## Start Document text

Andrew Morgans 00:00
Hey, what’s up Hustlers? Welcome back. This is Andrew Morgans, founder of Marknology and today’s host of Startup Hustle, covering all things ecommerce, Amazon, and today Amazon PPC strategies. We’re going to be talking about the ones that work and the ones that don’t work. We have a friend and a colleague here today as our guest.
Andrew Morgans 00:20
But before I introduce him a shout out to our sponsor, fullscale.io. Today’s episode is sponsored by Full Scale. Hiring software developers is difficult, Full Scale can help you build a software team quickly and affordably and has a platform to help you manage that team. Visit fullscale.io to learn more. Mina, founder of Trivium. Welcome to the show.
Mina Elias 00:40
Yo yo yo, what’s up, Hustlers?
Andrew Morgans 00:42
Hey. This is the first time that Startup Hustle family has gotten a chance to meet and hear from Mina. But me and Mina have been connected for several years in the Amazon space. We just collabed a booth together at the Sell + Scale Summit by Helium 10 in Vegas, had a lot of fun doing that if anyone’s been following my content. You know, Mina and his team were with us there as well. We’re on the stage sharing the same stage all the time. So excited to be getting a chance to interview you today here on Startup Hustle podcast.
Mina Elias 01:16
Dude, thank you. I’m very excited. I still remember the first day we met, man. It was very random, at Prosper, in that limo. And you were telling me your story. I was like, damn, dude, what a story. That was so cool, man. So, I mean, and to think that was like, a year and a half ago, I feel like I’ve known you like forever.
Andrew Morgans 01:34
Yeah, I know. It’s because of the opportunities to make memories and connect. And we talk a lot online a lot through social media, you know, and we get together and events but like always bouncing around. And this is how you build a brand, you know. And it’s something that you’re not only building a company with Trivium. But building an influencer based brand around Mina as well, which I really resonate with and have been working on for several years myself. So always love chatting it up. These shows at Startup Hustle I love– before we get into just like, let’s talk PPC and Mina talks–he’s Egyptian–he talks a million miles a minute. So I gotta slow him down. But before I like cut him loose on just like, you know, PPC and he blows your mind around some stuff that’s working there. I want to talk into aminos. Like, you know, some of your background like I know, you start as an engineer.You’ve built a supplement brand, the supplement brand turned into the Trivium. You know, and everything like that. But for people that don’t know, did you start out in an entrepreneurial family? Did you go to school to be an entrepreneur? Did you think you’re going to be a business owner? You know, where does your journey with entrepreneurship begin?

## End Document text

Tasks for this exercise
[1] Repeat the stretch of the podcast transcript from "Andrew Morgans 00:20" through "what’s up, Hustlers?", word for word.
[2] Go on with the podcast transcript about Amazon PPC strategies, picking up after its last sentence.
The records that follow have no connection to the podcast transcript.

## Start Records

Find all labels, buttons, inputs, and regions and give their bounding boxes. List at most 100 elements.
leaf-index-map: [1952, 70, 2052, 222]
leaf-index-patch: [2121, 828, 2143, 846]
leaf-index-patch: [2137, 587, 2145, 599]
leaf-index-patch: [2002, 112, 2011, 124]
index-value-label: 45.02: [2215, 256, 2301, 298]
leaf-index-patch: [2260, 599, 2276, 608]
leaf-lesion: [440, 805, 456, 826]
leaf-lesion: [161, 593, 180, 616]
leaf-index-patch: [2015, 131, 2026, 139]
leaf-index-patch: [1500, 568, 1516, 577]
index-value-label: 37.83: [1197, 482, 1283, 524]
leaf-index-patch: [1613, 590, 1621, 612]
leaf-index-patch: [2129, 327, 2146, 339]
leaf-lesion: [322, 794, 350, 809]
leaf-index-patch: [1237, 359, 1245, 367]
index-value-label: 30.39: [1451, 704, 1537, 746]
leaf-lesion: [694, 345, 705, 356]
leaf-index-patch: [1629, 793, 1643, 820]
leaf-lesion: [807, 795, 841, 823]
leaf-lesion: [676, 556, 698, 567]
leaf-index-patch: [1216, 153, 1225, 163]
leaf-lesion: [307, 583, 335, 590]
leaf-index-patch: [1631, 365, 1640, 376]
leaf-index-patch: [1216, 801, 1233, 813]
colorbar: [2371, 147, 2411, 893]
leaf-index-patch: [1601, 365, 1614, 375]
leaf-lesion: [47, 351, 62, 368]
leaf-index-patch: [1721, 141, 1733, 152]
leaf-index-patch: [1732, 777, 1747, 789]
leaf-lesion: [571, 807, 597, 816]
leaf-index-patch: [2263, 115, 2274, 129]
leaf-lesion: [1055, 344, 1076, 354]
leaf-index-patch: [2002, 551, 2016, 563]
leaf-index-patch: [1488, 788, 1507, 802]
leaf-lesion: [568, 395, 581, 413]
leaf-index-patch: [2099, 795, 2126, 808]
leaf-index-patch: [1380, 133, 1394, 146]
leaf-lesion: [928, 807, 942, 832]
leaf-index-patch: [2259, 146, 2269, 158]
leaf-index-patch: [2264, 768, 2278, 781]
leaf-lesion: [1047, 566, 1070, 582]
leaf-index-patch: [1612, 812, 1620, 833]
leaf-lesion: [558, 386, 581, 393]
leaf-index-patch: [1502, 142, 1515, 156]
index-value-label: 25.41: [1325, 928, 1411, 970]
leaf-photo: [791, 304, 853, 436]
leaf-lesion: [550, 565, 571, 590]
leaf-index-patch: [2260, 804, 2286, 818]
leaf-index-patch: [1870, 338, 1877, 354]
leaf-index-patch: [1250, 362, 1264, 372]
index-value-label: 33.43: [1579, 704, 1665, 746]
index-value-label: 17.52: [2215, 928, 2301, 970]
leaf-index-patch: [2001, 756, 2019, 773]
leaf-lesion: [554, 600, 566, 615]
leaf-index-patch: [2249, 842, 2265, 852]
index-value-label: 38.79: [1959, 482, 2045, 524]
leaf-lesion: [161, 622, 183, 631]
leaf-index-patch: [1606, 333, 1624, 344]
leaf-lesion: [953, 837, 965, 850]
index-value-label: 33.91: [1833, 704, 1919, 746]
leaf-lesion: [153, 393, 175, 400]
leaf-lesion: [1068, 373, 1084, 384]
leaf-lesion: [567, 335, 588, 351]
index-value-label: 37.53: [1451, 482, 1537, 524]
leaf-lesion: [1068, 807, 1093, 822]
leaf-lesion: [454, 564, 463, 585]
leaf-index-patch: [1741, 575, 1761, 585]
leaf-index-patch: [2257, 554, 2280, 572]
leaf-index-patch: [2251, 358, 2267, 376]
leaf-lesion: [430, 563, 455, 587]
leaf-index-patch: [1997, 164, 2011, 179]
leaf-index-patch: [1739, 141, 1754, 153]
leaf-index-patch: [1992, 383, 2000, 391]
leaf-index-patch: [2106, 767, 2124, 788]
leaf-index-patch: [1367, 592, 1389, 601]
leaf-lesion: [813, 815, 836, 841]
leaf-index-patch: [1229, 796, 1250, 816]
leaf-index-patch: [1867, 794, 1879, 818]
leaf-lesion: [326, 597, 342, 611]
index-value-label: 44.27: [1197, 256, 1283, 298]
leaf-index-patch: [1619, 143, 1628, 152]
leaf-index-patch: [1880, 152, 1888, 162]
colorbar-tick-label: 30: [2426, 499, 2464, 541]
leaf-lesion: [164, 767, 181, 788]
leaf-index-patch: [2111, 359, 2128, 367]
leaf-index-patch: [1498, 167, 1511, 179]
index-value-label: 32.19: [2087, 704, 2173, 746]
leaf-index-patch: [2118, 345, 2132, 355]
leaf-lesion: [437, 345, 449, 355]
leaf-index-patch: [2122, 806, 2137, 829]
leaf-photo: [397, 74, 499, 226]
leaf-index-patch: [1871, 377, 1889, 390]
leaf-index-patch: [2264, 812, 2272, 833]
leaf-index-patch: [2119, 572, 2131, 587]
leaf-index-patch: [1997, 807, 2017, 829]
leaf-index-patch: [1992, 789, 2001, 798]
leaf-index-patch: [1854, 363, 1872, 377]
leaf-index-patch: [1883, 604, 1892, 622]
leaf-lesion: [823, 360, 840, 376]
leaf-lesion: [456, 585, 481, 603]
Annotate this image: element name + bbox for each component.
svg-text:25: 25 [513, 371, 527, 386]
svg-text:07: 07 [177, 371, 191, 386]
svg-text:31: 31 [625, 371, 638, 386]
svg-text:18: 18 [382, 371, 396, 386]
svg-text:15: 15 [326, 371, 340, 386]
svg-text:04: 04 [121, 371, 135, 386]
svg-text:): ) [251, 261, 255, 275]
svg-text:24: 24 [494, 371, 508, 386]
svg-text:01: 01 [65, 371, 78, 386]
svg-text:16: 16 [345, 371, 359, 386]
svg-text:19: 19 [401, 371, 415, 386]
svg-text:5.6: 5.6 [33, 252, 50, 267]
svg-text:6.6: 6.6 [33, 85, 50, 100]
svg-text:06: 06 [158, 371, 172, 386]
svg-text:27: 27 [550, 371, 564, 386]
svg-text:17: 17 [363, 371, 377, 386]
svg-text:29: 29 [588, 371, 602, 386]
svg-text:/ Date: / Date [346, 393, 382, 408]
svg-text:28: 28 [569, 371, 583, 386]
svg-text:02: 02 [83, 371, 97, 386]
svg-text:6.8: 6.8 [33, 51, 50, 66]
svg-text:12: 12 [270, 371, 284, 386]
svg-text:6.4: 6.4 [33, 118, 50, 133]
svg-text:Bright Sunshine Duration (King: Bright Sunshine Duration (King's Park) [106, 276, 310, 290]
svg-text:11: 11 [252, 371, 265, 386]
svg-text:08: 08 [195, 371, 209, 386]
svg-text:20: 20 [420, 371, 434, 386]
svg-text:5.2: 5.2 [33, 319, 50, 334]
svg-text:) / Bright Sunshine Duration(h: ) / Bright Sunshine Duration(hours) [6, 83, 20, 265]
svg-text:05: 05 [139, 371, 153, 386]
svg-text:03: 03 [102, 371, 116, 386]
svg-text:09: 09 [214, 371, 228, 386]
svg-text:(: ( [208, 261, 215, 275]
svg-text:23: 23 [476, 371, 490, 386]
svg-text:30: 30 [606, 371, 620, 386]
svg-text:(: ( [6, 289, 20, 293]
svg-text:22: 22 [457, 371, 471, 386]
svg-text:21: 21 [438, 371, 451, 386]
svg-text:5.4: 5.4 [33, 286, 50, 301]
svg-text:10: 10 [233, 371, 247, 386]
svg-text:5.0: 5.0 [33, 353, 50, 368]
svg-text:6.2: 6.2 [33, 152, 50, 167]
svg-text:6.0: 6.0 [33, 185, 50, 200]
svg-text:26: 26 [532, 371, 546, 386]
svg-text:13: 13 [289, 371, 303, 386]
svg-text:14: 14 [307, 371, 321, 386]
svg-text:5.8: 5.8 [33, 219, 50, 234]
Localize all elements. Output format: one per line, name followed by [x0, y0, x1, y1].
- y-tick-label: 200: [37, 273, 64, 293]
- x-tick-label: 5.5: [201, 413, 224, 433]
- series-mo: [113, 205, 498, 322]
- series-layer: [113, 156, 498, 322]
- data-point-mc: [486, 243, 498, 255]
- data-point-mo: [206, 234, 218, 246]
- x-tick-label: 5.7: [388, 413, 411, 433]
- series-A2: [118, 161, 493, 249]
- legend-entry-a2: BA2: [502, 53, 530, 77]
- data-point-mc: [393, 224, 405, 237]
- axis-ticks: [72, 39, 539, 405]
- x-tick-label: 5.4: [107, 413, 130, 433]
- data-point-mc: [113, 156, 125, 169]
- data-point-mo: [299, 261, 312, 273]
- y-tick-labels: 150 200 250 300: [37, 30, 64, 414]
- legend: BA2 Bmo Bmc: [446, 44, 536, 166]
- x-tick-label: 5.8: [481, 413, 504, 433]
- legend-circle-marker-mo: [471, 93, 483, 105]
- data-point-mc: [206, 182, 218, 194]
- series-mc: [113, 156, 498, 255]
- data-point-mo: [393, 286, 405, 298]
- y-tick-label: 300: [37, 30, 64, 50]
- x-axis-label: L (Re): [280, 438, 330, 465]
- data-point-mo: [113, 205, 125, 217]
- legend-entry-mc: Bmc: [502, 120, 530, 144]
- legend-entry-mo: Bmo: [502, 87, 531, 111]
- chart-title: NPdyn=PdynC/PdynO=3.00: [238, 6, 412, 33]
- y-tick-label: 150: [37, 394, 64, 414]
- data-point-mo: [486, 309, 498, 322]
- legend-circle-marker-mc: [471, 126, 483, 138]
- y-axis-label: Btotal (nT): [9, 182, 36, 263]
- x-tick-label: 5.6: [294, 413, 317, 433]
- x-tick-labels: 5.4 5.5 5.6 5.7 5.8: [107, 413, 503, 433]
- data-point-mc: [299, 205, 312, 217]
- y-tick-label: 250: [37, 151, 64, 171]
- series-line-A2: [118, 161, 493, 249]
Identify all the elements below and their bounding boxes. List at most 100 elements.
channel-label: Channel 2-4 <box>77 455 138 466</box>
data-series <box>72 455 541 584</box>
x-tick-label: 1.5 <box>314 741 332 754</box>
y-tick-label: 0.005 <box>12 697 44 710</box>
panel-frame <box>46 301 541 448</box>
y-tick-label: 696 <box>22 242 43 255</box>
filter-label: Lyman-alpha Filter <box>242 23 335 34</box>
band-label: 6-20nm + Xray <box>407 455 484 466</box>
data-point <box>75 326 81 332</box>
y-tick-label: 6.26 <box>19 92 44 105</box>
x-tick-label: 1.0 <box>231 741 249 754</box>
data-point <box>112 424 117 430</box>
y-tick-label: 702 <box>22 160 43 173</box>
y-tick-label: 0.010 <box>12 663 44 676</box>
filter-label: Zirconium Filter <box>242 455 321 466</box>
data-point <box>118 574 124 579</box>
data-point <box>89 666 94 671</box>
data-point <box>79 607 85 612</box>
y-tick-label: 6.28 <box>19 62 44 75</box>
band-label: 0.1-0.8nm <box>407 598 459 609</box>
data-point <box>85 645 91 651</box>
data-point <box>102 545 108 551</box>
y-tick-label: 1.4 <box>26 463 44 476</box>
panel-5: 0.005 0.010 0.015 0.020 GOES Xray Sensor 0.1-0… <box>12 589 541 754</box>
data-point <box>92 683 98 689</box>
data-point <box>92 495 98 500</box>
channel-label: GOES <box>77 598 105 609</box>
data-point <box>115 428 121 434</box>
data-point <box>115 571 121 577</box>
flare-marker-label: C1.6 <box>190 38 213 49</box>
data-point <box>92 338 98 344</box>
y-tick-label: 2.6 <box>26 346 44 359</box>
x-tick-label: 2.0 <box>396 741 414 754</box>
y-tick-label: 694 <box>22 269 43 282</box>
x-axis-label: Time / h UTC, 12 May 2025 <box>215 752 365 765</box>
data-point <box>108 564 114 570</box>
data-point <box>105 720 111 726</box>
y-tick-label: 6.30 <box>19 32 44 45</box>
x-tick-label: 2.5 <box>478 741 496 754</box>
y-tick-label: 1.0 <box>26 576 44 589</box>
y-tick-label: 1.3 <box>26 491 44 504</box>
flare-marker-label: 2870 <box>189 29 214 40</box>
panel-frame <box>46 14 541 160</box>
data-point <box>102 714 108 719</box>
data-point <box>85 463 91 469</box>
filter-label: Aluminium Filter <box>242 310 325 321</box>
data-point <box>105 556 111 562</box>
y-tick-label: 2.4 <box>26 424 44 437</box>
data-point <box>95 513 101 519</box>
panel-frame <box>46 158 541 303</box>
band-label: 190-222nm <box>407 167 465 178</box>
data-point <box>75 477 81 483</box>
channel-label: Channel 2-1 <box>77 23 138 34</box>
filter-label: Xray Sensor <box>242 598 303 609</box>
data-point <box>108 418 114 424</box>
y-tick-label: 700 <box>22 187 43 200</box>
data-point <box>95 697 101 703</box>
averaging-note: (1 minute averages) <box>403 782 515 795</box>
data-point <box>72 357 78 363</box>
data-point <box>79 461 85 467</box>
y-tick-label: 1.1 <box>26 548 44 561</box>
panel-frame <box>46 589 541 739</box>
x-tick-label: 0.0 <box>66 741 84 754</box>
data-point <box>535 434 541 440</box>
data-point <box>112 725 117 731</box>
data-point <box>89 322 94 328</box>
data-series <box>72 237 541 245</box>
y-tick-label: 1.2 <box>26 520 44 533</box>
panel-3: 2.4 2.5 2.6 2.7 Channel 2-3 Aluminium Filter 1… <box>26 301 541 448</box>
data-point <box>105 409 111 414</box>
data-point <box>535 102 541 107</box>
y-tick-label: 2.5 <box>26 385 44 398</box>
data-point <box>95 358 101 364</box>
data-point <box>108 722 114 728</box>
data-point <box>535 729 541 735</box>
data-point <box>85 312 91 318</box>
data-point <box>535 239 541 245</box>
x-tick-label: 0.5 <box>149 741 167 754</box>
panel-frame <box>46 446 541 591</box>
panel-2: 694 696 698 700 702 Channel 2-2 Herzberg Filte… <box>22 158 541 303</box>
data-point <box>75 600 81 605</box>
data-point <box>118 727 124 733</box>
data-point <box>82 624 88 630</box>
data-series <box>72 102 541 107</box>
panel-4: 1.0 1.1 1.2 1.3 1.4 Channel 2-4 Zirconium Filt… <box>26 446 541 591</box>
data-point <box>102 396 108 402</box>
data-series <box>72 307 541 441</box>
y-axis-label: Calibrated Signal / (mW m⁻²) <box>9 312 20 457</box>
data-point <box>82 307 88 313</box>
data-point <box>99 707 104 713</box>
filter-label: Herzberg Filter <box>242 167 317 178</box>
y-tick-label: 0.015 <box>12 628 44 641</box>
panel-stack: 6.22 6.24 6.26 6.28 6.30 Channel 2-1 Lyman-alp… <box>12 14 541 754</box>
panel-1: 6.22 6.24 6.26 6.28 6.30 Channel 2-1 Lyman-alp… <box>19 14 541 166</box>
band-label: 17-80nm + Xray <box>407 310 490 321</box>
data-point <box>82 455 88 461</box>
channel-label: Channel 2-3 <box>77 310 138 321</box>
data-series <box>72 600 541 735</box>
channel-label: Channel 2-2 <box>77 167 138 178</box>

## End Records

Answers given
[1]
Andrew Morgans 00:20
But before I introduce him a shout out to our sponsor, fullscale.io. Today’s episode is sponsored by Full Scale. Hiring software developers is difficult, Full Scale can help you build a software team quickly and affordably and has a platform to help you manage that team. Visit fullscale.io to learn more. Mina, founder of Trivium. Welcome to the show.
Mina Elias 00:40
Yo yo yo, what’s up, Hustlers?

[2]
Mina Elias 02:45
Very good question, man. There’s no one in my family that’s an entrepreneur, I think they’re probably the opposite. You know, maybe my dad has a little bit of entrepreneurship in him, but nothing that like actually materialized. And, you know, I just don’t know how I became an entrepreneur. But I know one thing is, I was born not to be controlled, like you cannot control me. And I knew that for a very long time. And obviously going into like an engineering nine to five. I was, you know, I did it. I did it. And I was the best, like, you know, I–
Andrew Morgans 03:16
So you were in? You grew up in Dubai, correct?
Mina Elias 03:19
Yes, sir. I grew up in Dubai. You know, high school, huge troublemaker, but I had straight A’s. You know, got like, something like, you know, 1500 out of 1600 on their SATs, did my SCT Twos took the AP tests. Like I was very, very, very intelligent in school. But I was like, the biggest troublemaker as well. So…
Andrew Morgans 03:40
You’re bored. You’re bored, I think, you know, and it’s like, Why do I have to do the same thing as everyone else if I’m better. Like, that’s how I felt like, you know, it’s like, if I can just read this textbook and take the test why you’re gonna make me sit here for eight hours? If you’re gonna just take me a test out of the textbook, like that’s kind of how I felt in school. And so it resulted in me being somewhat of a troublemaker. There was a couple of teachers that I wasn’t a troublemaker to. And that’s because they had actually done the real things like a history teacher that actually traveled the world, and then was telling stories about it. And I was like, Okay, I’ll listen to him. Most of the teachers were just reading from the textbook, and I was like, I can read the textbook in two seconds. And take this test, like, I want to go the restroom, you know? So just resonating a little bit there, like, you know, and that can that’s common to so many people. Okay, so you get great scores on the SATs. Is that what got you out of Dubai?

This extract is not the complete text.